START
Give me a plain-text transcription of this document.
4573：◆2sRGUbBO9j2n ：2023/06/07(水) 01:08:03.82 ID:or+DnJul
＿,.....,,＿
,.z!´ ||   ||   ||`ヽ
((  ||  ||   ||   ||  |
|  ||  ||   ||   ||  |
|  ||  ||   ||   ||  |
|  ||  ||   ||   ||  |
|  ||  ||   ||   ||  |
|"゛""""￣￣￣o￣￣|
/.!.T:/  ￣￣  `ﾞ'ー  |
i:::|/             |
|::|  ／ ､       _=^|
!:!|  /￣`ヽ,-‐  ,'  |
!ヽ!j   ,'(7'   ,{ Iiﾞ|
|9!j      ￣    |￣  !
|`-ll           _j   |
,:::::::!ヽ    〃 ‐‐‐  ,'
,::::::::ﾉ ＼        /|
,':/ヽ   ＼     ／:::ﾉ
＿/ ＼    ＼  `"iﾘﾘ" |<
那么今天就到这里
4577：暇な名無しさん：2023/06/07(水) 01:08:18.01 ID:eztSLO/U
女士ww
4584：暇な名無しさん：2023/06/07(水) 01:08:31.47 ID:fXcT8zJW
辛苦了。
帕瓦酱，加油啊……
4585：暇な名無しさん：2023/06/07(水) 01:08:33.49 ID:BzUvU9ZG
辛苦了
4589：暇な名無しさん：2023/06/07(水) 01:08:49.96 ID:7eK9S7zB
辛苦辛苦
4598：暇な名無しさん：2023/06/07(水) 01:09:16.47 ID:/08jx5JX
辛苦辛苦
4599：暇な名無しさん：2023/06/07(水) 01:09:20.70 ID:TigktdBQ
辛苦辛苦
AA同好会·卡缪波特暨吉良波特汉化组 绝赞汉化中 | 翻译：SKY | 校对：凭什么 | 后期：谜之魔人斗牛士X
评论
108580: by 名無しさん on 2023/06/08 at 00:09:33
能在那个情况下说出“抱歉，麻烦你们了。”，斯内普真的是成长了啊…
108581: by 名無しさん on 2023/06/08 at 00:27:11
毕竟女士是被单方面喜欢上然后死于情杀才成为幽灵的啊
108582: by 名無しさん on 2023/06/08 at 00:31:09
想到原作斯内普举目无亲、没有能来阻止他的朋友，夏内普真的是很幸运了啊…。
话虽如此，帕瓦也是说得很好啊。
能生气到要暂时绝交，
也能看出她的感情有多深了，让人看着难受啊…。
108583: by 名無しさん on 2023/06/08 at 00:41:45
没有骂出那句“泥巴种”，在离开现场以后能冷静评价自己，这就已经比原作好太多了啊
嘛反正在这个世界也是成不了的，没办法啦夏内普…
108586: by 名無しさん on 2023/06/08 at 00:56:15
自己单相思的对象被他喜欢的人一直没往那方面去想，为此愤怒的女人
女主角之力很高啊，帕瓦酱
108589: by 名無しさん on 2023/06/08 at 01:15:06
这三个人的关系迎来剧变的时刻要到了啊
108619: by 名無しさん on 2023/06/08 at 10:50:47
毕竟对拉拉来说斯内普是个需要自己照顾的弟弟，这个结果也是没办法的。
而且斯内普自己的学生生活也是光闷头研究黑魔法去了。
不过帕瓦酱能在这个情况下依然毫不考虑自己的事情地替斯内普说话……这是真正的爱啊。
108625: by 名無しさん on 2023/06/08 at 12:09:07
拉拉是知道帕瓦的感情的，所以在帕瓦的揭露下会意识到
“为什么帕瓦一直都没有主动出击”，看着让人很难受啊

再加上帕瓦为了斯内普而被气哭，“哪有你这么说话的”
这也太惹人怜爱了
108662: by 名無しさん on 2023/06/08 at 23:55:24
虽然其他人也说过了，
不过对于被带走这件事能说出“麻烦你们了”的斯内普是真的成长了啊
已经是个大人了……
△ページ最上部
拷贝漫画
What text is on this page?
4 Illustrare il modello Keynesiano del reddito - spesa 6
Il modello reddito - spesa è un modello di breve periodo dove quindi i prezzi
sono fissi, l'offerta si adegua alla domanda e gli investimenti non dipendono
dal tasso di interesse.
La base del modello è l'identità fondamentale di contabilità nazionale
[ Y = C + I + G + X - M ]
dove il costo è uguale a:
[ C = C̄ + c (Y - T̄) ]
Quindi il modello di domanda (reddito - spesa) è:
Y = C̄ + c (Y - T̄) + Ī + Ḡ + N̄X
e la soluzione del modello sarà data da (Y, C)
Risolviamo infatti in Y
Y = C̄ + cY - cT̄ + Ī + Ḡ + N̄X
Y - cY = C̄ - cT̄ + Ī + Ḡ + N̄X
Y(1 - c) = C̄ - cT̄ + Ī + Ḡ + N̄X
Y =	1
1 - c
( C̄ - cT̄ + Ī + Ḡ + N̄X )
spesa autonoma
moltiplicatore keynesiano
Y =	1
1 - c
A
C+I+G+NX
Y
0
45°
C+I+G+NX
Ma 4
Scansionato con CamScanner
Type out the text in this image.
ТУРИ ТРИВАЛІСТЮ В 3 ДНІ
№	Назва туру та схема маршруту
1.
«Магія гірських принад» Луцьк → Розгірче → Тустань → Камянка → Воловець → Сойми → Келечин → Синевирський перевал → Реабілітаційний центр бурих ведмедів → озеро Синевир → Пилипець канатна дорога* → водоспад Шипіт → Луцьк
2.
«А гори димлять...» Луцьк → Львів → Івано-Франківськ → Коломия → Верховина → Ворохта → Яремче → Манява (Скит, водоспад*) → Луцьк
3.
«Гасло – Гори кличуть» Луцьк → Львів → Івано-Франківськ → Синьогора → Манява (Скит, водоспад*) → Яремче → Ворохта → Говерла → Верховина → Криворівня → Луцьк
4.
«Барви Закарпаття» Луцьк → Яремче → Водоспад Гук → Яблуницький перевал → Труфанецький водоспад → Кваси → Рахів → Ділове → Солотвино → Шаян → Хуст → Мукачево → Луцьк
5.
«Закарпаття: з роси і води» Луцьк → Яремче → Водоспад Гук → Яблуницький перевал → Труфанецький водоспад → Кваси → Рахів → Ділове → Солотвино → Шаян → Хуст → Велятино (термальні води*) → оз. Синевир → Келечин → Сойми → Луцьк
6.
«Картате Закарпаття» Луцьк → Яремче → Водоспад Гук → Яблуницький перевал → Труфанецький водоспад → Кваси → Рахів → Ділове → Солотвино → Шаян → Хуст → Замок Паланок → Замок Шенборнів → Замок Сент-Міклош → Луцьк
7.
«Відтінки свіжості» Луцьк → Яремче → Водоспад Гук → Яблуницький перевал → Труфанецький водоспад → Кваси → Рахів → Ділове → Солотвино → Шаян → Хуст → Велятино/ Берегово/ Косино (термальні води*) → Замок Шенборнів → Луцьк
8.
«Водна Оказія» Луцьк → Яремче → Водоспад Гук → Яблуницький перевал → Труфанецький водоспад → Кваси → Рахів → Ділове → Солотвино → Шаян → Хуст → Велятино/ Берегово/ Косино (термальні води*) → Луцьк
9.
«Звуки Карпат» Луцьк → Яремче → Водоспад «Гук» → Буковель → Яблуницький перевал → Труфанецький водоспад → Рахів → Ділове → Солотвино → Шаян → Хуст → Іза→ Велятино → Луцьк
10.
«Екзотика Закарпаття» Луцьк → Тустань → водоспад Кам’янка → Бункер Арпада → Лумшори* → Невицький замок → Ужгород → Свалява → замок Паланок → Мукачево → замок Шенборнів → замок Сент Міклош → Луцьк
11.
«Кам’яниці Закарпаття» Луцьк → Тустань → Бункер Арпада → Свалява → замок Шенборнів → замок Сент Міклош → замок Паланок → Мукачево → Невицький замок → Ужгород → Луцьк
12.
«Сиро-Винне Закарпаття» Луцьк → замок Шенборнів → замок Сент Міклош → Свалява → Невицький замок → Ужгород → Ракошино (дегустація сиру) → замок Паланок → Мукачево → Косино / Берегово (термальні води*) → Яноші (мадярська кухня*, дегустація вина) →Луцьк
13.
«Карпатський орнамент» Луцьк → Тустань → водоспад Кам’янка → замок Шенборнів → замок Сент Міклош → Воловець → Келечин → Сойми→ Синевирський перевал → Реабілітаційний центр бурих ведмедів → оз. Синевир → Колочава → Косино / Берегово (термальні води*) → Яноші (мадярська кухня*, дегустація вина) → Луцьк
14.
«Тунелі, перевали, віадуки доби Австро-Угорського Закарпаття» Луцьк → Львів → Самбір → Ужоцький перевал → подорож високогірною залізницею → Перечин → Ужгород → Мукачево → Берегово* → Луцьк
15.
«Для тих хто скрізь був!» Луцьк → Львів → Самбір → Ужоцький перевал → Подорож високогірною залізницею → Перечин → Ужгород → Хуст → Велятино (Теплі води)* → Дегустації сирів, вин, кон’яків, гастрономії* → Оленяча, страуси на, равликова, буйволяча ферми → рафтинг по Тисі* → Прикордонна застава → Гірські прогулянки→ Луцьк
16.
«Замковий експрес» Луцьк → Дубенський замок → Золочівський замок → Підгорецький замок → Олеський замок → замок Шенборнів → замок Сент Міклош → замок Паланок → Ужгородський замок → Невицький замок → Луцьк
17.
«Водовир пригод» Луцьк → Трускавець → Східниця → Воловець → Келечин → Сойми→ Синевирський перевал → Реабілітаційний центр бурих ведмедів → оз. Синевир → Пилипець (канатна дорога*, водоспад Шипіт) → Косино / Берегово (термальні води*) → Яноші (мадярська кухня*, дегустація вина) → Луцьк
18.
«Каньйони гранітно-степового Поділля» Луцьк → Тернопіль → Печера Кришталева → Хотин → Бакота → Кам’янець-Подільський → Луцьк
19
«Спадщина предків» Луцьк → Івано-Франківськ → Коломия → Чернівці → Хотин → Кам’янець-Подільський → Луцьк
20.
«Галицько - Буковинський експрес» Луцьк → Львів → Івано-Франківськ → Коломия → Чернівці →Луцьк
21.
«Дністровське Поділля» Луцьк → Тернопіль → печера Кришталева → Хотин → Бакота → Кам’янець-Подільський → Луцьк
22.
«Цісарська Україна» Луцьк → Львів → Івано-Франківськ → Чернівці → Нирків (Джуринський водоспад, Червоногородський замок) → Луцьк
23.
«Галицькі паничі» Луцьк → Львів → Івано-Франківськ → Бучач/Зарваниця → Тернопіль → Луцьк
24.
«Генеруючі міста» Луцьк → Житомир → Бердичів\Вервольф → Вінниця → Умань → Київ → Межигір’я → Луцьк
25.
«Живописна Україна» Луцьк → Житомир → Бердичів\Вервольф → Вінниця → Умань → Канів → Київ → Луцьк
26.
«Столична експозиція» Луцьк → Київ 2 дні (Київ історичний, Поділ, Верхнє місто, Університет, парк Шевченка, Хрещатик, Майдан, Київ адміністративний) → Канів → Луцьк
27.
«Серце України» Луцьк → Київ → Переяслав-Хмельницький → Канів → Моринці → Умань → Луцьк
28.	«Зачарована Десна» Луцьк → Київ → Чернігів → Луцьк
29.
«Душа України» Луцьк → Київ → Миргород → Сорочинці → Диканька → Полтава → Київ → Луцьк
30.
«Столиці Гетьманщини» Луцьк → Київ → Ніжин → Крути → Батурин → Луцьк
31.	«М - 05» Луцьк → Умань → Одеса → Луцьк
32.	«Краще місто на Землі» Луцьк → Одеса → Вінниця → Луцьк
END
**REQUIRED TASK**: Only lines with the string "Ужоцький" belong in your answer; copy each one.

**RESULT OF THIS EXERCISE**:
«Тунелі, перевали, віадуки доби Австро-Угорського Закарпаття» Луцьк → Львів → Самбір → Ужоцький перевал → подорож високогірною залізницею → Перечин → Ужгород → Мукачево → Берегово* → Луцьк
«Для тих хто скрізь був!» Луцьк → Львів → Самбір → Ужоцький перевал → Подорож високогірною залізницею → Перечин → Ужгород → Хуст → Велятино (Теплі води)* → Дегустації сирів, вин, кон’яків, гастрономії* → Оленяча, страуси на, равликова, буйволяча ферми → рафтинг по Тисі* → Прикордонна застава → Гірські прогулянки→ Луцьк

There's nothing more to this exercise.